Written exercise. Gather every line of the entries that includes the word "screenshot".

┌─ Extracted material

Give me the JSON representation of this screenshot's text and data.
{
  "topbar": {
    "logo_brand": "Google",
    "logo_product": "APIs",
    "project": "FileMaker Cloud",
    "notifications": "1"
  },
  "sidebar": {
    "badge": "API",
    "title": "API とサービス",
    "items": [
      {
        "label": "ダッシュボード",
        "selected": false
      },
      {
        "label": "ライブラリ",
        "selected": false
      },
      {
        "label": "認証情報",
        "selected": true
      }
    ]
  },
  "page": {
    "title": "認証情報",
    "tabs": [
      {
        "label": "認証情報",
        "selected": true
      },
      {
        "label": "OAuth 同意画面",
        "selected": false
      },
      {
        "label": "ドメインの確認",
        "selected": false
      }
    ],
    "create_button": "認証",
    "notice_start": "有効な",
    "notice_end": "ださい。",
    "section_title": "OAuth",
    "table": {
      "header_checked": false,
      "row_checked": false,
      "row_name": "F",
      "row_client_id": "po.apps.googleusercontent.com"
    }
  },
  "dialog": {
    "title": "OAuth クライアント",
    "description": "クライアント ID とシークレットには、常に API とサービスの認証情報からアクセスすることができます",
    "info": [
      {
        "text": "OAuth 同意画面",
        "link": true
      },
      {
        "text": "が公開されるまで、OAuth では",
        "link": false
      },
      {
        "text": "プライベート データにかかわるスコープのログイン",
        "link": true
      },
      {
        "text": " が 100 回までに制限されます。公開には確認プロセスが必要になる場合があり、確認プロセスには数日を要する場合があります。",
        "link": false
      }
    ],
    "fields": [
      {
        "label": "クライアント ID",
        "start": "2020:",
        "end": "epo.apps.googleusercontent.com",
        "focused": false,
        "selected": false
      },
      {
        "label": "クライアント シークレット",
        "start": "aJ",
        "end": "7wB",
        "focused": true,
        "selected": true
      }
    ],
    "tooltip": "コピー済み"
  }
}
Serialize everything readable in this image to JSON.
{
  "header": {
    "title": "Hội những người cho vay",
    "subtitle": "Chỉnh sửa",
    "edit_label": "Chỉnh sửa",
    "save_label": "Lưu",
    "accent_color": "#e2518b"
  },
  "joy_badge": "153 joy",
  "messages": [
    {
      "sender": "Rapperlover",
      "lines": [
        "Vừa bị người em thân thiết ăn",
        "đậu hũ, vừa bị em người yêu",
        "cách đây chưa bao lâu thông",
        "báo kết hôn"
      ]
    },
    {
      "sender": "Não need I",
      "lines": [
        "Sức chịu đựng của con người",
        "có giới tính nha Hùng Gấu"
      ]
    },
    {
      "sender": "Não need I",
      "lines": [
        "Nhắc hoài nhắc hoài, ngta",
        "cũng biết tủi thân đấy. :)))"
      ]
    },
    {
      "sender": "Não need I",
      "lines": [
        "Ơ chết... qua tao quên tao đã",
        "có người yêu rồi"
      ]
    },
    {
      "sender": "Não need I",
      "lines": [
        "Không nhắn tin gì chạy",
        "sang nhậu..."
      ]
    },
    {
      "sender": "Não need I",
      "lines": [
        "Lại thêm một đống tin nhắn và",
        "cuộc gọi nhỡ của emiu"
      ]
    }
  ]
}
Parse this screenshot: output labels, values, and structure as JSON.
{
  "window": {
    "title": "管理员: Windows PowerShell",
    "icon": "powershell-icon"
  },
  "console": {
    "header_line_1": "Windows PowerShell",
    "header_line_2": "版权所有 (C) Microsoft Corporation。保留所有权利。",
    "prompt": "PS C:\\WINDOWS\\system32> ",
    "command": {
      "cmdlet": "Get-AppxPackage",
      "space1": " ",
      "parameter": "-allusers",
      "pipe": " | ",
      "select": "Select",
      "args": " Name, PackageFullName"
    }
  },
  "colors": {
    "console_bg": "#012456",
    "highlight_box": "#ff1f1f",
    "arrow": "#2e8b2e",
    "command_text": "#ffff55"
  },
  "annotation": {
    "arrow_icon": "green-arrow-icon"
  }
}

└─

Output for this exercise.
Give me the JSON representation of this screenshot's text and data.
Parse this screenshot: output labels, values, and structure as JSON.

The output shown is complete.